> **Task objective**:
What lines of the data include the string "JSON"? Copy them all.

> **Data supplied**:
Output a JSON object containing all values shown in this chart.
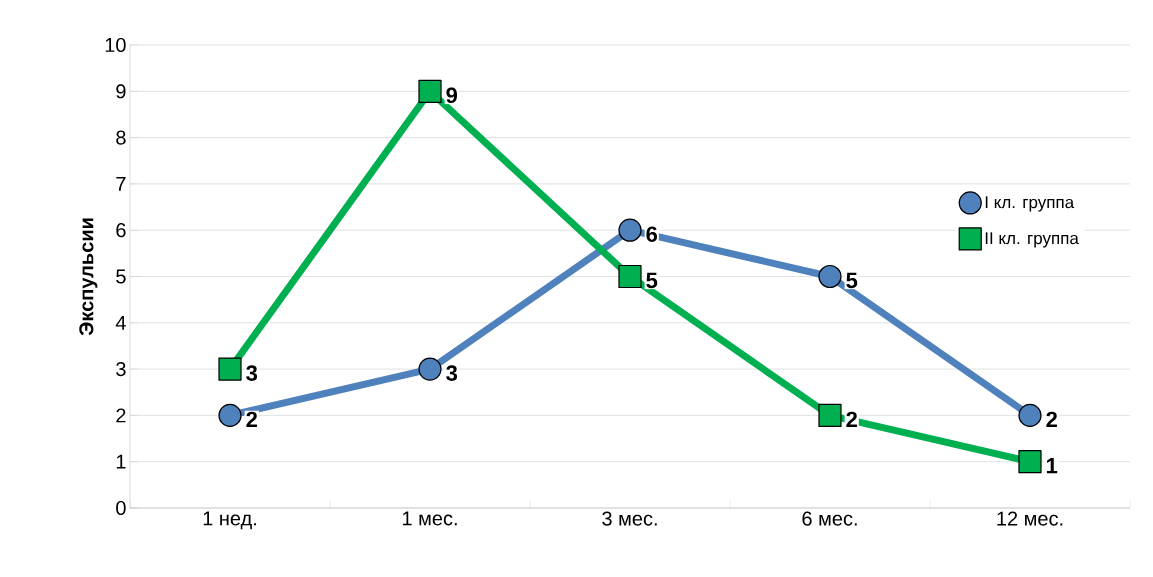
{
  "chart_data": {
    "type": "line",
    "ylabel": "Экспульсии",
    "categories": [
      "1 нед.",
      "1 мес.",
      "3 мес.",
      "6 мес.",
      "12 мес."
    ],
    "series": [
      {
        "name": "I кл. группа",
        "color": "#4f81bd",
        "marker": "circle",
        "values": [
          2,
          3,
          6,
          5,
          2
        ]
      },
      {
        "name": "II кл. группа",
        "color": "#00b050",
        "marker": "square",
        "values": [
          3,
          9,
          5,
          2,
          1
        ]
      }
    ],
    "ylim": [
      0,
      10
    ],
    "yticks": [
      0,
      1,
      2,
      3,
      4,
      5,
      6,
      7,
      8,
      9,
      10
    ],
    "grid": "y",
    "legend": "right",
    "data_labels": true,
    "line_style": "solid"
  }
}
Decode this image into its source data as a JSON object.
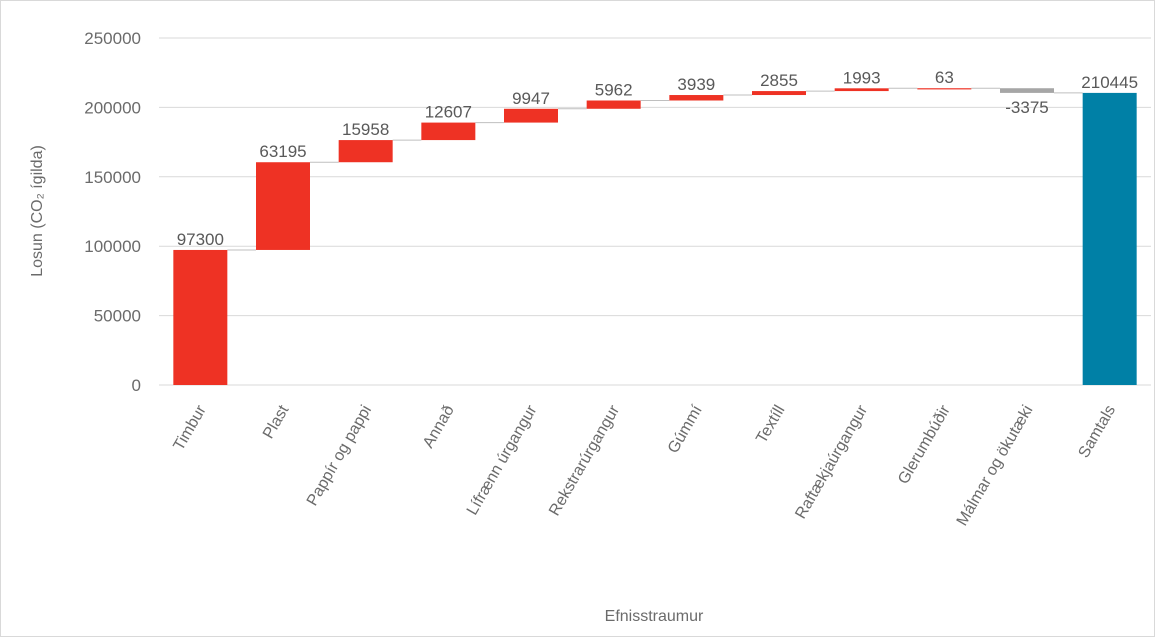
{
  "chart_data": {
    "type": "bar",
    "subtype": "waterfall",
    "title": "",
    "xlabel": "Efnisstraumur",
    "ylabel": "Losun (CO₂ ígilda)",
    "ylim": [
      0,
      250000
    ],
    "yticks": [
      "0",
      "50000",
      "100000",
      "150000",
      "200000",
      "250000"
    ],
    "grid": true,
    "categories": [
      "Timbur",
      "Plast",
      "Pappír og pappi",
      "Annað",
      "Lífrænn úrgangur",
      "Rekstrarúrgangur",
      "Gúmmí",
      "Textíll",
      "Raftækjaúrgangur",
      "Glerumbúðir",
      "Málmar og ökutæki",
      "Samtals"
    ],
    "values": [
      97300,
      63195,
      15958,
      12607,
      9947,
      5962,
      3939,
      2855,
      1993,
      63,
      -3375,
      210445
    ],
    "data_labels": [
      "97300",
      "63195",
      "15958",
      "12607",
      "9947",
      "5962",
      "3939",
      "2855",
      "1993",
      "63",
      "-3375",
      "210445"
    ],
    "total_index": 11,
    "colors": {
      "increase": "#ee3224",
      "decrease": "#a6a6a6",
      "total": "#0080a6",
      "gridline": "#d9d9d9",
      "connector": "#bfbfbf"
    }
  }
}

> **Exercise solution**:
Output a JSON object containing all values shown in this chart.
Decode this image into its source data as a JSON object.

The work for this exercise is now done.